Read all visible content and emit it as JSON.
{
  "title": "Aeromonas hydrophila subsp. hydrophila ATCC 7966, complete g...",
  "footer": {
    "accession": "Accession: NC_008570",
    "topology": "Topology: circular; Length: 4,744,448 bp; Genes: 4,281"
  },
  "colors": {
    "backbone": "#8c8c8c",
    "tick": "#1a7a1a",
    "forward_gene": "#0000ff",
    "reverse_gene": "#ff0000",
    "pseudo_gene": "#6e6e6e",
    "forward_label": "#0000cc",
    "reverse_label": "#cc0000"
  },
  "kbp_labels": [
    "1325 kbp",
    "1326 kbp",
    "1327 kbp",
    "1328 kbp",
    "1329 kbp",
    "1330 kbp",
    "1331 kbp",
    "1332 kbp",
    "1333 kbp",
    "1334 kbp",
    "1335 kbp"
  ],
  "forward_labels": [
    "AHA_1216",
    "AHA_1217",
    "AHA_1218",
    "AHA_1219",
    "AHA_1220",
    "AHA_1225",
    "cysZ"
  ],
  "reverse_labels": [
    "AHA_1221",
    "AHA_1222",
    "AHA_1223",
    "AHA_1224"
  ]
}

-- -- --

Whatever appears in the data above must be copied word for word.

## Exercise output
Read all visible content and emit it as JSON.
{
  "title": "Aeromonas hydrophila subsp. hydrophila ATCC 7966, complete g...",
  "footer": {
    "accession": "Accession: NC_008570",
    "topology": "Topology: circular; Length: 4,744,448 bp; Genes: 4,281"
  },
  "colors": {
    "backbone": "#8c8c8c",
    "tick": "#1a7a1a",
    "forward_gene": "#0000ff",
    "reverse_gene": "#ff0000",
    "pseudo_gene": "#6e6e6e",
    "forward_label": "#0000cc",
    "reverse_label": "#cc0000"
  },
  "kbp_labels": [
    "1325 kbp",
    "1326 kbp",
    "1327 kbp",
    "1328 kbp",
    "1329 kbp",
    "1330 kbp",
    "1331 kbp",
    "1332 kbp",
    "1333 kbp",
    "1334 kbp",
    "1335 kbp"
  ],
  "forward_labels": [
    "AHA_1216",
    "AHA_1217",
    "AHA_1218",
    "AHA_1219",
    "AHA_1220",
    "AHA_1225",
    "cysZ"
  ],
  "reverse_labels": [
    "AHA_1221",
    "AHA_1222",
    "AHA_1223",
    "AHA_1224"
  ]
}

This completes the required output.